---------- Input
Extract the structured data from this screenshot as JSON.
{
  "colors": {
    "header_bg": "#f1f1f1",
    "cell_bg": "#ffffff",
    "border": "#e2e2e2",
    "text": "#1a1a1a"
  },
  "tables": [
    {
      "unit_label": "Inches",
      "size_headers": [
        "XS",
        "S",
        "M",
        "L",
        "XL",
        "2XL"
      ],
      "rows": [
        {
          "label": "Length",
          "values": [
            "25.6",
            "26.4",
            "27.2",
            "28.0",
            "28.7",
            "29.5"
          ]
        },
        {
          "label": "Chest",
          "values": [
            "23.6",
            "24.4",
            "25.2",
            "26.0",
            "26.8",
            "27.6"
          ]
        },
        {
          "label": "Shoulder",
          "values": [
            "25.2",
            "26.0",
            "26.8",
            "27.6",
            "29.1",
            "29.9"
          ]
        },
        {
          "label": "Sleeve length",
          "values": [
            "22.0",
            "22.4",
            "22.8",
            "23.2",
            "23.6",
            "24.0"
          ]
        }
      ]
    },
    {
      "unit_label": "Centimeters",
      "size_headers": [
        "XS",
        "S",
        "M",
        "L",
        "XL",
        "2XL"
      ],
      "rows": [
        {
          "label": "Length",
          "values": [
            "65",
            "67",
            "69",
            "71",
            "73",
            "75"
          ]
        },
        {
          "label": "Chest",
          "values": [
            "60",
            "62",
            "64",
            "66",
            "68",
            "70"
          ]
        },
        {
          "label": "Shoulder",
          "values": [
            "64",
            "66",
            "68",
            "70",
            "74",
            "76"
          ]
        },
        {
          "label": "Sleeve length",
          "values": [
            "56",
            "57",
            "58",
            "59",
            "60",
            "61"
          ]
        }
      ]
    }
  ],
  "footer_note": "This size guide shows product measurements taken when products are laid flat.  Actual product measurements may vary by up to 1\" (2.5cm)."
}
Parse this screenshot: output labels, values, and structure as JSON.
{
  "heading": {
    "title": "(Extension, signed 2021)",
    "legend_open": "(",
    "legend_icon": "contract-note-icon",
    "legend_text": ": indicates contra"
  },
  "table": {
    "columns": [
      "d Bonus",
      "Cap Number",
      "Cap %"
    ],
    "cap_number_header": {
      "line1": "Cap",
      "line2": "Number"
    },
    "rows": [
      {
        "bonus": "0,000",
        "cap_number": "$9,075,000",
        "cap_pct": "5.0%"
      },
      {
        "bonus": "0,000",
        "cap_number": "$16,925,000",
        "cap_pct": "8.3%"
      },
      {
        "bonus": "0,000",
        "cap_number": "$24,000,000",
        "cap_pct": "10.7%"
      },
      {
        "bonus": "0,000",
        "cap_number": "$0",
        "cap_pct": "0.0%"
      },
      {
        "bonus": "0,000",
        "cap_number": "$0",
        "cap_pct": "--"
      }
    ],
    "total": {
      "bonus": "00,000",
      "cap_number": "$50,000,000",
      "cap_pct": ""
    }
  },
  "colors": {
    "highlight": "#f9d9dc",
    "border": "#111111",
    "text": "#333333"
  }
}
--------------------
**Your goal**
Write out again, unchanged, every line from the line containing "Parse this screenshot: output" to the final line of the material above.

**Written solution**
Parse this screenshot: output labels, values, and structure as JSON.
{
  "heading": {
    "title": "(Extension, signed 2021)",
    "legend_open": "(",
    "legend_icon": "contract-note-icon",
    "legend_text": ": indicates contra"
  },
  "table": {
    "columns": [
      "d Bonus",
      "Cap Number",
      "Cap %"
    ],
    "cap_number_header": {
      "line1": "Cap",
      "line2": "Number"
    },
    "rows": [
      {
        "bonus": "0,000",
        "cap_number": "$9,075,000",
        "cap_pct": "5.0%"
      },
      {
        "bonus": "0,000",
        "cap_number": "$16,925,000",
        "cap_pct": "8.3%"
      },
      {
        "bonus": "0,000",
        "cap_number": "$24,000,000",
        "cap_pct": "10.7%"
      },
      {
        "bonus": "0,000",
        "cap_number": "$0",
        "cap_pct": "0.0%"
      },
      {
        "bonus": "0,000",
        "cap_number": "$0",
        "cap_pct": "--"
      }
    ],
    "total": {
      "bonus": "00,000",
      "cap_number": "$50,000,000",
      "cap_pct": ""
    }
  },
  "colors": {
    "highlight": "#f9d9dc",
    "border": "#111111",
    "text": "#333333"
  }
}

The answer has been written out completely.